Tarefa proposta:
Segundo o excerto sobre os ataques do Irão à navegação no golfo Pérsico, que parte da produção mundial de petróleo passa pelo estreito de Ormuz?

Excerto do texto:
========================================================================
O violento ataque
que as forças da parceria Trump/Nenanyahu têm conduzido desde o dia 28 de
fevereiro contra o Irão já terá causado grandes destruições e provocado mais de
1.200 mortos, mas na realidade as informações de que dispomos não são
credíveis. O fanático Donald Trump já afirmou que ganhou a guerra e que o Irão
foi destruído, mas o regime dos aiatolás promete atacar com a “máxima
severidade” e continua a lançar drones e mísseis sobre os vizinhos, ou sobre as
bases militares americanas. Por isso, pode afirmar-se que não sabemos a verdade
sobre a situação.
Porém, como
retaliação aos ataques da parelha fanática, desde o início que o Irão passou a
atacar os navios-petroleiros que navegam no golfo Pérsico e no estreito de
Ormuz, por onde passa cerca de 20% da produção mundial de petróleo, tendo já
sido atingidos pelo menos 16 navios, segundo divulgou a agência marítima
britânica UKTMO.
Ontem foi o dia
mais intenso dos ataques iranianos à navegação do golfo Pérsico e pelo menos
cinco navios foram atingidos, dois deles no porto iraquiano de Basra. Um outro
navio atacado foi o MV Mayuree
Naree, de bandeira tailandesa, atingido no estreito de Ormuz por dois
mísseis iranianos, porque “ignorou os avisos “ que lhe foram feitos. Muitos
jornais internacionais, como por exemplo o londrino The Times, publicaram
fotografias dos navios atingidos.
O prolongamento
da guerra e os ataques iranianos elevaram as preocupações quanto ao temor por
um choque global de petróleo e um responsável iraniano até já avisou:
“Preparem-se para o barril de petróleo a 200 dólares”. Assim, para além dos gigantescos prejuízos que a guerra de Trump trouxe para o mundo, embora com avultados lucros para as empresas do universo empresarial Trump, ainda estamos para saber se a vitória de Trump foi tão rápida e retumbante como ele tem afirmado.
========================================================================
Informação:
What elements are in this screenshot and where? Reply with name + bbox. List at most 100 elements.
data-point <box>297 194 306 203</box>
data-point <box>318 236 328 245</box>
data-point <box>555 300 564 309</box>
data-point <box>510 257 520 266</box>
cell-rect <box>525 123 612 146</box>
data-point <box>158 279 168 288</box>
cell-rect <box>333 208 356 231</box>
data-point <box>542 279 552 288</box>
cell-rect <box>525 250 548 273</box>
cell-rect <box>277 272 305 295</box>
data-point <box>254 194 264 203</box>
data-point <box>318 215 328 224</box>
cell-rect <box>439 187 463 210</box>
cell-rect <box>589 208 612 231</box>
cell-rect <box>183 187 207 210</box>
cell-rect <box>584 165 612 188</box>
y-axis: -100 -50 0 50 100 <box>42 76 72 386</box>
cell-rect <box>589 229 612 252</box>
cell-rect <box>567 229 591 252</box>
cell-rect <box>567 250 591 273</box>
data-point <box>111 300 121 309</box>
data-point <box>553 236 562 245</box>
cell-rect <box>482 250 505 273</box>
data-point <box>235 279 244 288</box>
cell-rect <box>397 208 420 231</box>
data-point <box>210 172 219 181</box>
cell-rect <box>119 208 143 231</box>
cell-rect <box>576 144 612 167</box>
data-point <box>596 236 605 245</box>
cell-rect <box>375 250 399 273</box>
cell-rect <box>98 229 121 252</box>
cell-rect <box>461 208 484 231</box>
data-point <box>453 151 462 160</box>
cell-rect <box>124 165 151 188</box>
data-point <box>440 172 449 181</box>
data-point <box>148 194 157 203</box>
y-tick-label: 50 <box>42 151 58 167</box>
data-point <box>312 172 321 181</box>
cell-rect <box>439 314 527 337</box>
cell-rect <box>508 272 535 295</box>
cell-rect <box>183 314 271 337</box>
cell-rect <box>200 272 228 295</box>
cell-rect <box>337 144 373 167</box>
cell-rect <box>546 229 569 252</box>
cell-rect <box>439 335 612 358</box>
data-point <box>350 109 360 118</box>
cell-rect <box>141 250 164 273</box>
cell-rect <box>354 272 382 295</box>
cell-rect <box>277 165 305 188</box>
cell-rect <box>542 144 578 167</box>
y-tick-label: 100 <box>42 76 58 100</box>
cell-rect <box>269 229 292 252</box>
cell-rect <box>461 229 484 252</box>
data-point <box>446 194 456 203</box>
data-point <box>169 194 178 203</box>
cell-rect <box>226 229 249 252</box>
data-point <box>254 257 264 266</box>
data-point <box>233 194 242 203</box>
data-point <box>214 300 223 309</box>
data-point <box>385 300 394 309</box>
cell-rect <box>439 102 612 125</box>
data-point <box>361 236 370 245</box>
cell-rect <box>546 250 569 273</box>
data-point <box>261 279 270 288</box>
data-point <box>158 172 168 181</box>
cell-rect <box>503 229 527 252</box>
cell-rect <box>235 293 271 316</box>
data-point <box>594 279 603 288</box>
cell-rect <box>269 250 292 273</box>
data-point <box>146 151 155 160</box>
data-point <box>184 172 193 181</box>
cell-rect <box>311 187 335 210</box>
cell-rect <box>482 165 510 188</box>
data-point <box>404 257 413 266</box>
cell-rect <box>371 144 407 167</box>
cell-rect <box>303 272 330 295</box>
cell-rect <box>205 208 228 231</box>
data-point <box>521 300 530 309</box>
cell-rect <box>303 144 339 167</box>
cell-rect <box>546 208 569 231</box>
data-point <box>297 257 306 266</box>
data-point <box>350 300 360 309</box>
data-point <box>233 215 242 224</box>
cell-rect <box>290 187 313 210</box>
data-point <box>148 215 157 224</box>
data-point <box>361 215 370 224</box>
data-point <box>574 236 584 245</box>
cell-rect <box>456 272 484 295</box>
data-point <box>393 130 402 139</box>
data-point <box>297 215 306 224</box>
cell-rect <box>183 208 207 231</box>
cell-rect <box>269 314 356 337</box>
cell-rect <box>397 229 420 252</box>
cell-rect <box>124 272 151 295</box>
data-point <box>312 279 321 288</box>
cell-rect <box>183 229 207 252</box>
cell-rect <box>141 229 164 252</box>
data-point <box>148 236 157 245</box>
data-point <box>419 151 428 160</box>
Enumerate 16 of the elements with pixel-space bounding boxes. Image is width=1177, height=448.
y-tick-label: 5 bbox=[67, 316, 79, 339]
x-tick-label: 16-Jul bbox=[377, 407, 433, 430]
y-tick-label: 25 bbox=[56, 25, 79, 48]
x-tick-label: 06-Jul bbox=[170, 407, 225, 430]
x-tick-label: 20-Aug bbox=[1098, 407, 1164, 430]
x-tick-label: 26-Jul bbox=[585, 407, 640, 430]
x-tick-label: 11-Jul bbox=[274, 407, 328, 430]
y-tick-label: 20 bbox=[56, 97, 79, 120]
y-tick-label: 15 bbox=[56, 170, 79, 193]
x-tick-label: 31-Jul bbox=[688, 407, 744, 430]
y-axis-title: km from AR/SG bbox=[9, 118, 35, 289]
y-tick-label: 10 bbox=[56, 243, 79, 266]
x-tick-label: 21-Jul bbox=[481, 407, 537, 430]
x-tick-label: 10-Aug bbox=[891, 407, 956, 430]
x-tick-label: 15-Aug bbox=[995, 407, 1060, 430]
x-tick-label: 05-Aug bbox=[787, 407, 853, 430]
========================================================================
Resposta ao exercício:
Cerca de 20% da produção mundial de petróleo.